↓↓↓

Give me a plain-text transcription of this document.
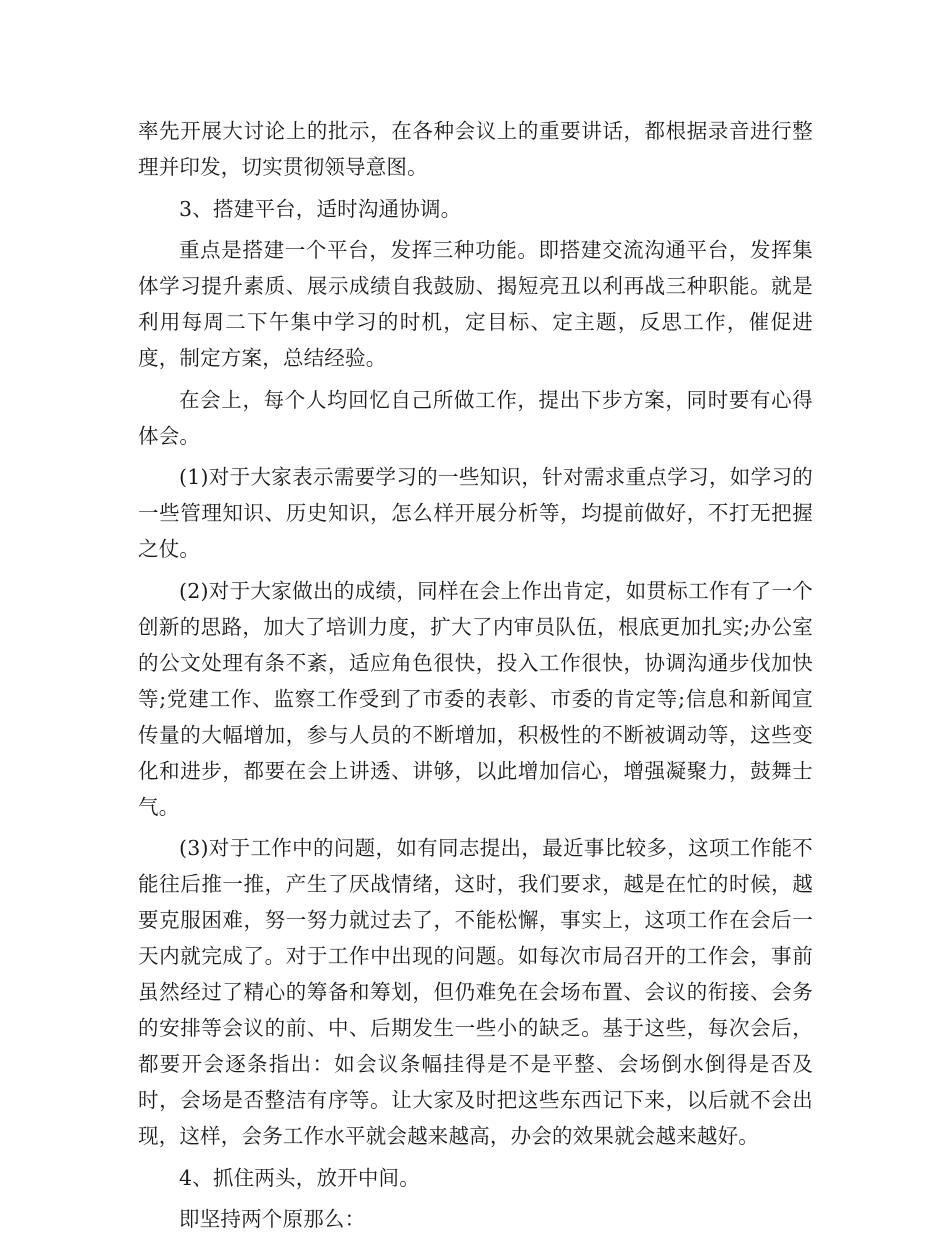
率先开展大讨论上的批示，在各种会议上的重要讲话，都根据录音进行整理并印发，切实贯彻领导意图。

3、搭建平台，适时沟通协调。

重点是搭建一个平台，发挥三种功能。即搭建交流沟通平台，发挥集体学习提升素质、展示成绩自我鼓励、揭短亮丑以利再战三种职能。就是利用每周二下午集中学习的时机，定目标、定主题，反思工作，催促进度，制定方案，总结经验。

在会上，每个人均回忆自己所做工作，提出下步方案，同时要有心得体会。

(1)对于大家表示需要学习的一些知识，针对需求重点学习，如学习的一些管理知识、历史知识，怎么样开展分析等，均提前做好，不打无把握之仗。

(2)对于大家做出的成绩，同样在会上作出肯定，如贯标工作有了一个创新的思路，加大了培训力度，扩大了内审员队伍，根底更加扎实;办公室的公文处理有条不紊，适应角色很快，投入工作很快，协调沟通步伐加快等;党建工作、监察工作受到了市委的表彰、市委的肯定等;信息和新闻宣传量的大幅增加，参与人员的不断增加，积极性的不断被调动等，这些变化和进步，都要在会上讲透、讲够，以此增加信心，增强凝聚力，鼓舞士气。

(3)对于工作中的问题，如有同志提出，最近事比较多，这项工作能不能往后推一推，产生了厌战情绪，这时，我们要求，越是在忙的时候，越要克服困难，努一努力就过去了，不能松懈，事实上，这项工作在会后一天内就完成了。对于工作中出现的问题。如每次市局召开的工作会，事前虽然经过了精心的筹备和筹划，但仍难免在会场布置、会议的衔接、会务的安排等会议的前、中、后期发生一些小的缺乏。基于这些，每次会后，都要开会逐条指出：如会议条幅挂得是不是平整、会场倒水倒得是否及时，会场是否整洁有序等。让大家及时把这些东西记下来，以后就不会出现，这样，会务工作水平就会越来越高，办会的效果就会越来越好。

4、抓住两头，放开中间。

即坚持两个原那么：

↑↑↑

Exercise >> Every line of the data should be copied as it stands, without the images.

Output of the task >>
Give me a plain-text transcription of this document.
率先开展大讨论上的批示，在各种会议上的重要讲话，都根据录音进行整理并印发，切实贯彻领导意图。

3、搭建平台，适时沟通协调。

重点是搭建一个平台，发挥三种功能。即搭建交流沟通平台，发挥集体学习提升素质、展示成绩自我鼓励、揭短亮丑以利再战三种职能。就是利用每周二下午集中学习的时机，定目标、定主题，反思工作，催促进度，制定方案，总结经验。

在会上，每个人均回忆自己所做工作，提出下步方案，同时要有心得体会。

(1)对于大家表示需要学习的一些知识，针对需求重点学习，如学习的一些管理知识、历史知识，怎么样开展分析等，均提前做好，不打无把握之仗。

(2)对于大家做出的成绩，同样在会上作出肯定，如贯标工作有了一个创新的思路，加大了培训力度，扩大了内审员队伍，根底更加扎实;办公室的公文处理有条不紊，适应角色很快，投入工作很快，协调沟通步伐加快等;党建工作、监察工作受到了市委的表彰、市委的肯定等;信息和新闻宣传量的大幅增加，参与人员的不断增加，积极性的不断被调动等，这些变化和进步，都要在会上讲透、讲够，以此增加信心，增强凝聚力，鼓舞士气。

(3)对于工作中的问题，如有同志提出，最近事比较多，这项工作能不能往后推一推，产生了厌战情绪，这时，我们要求，越是在忙的时候，越要克服困难，努一努力就过去了，不能松懈，事实上，这项工作在会后一天内就完成了。对于工作中出现的问题。如每次市局召开的工作会，事前虽然经过了精心的筹备和筹划，但仍难免在会场布置、会议的衔接、会务的安排等会议的前、中、后期发生一些小的缺乏。基于这些，每次会后，都要开会逐条指出：如会议条幅挂得是不是平整、会场倒水倒得是否及时，会场是否整洁有序等。让大家及时把这些东西记下来，以后就不会出现，这样，会务工作水平就会越来越高，办会的效果就会越来越好。

4、抓住两头，放开中间。

即坚持两个原那么：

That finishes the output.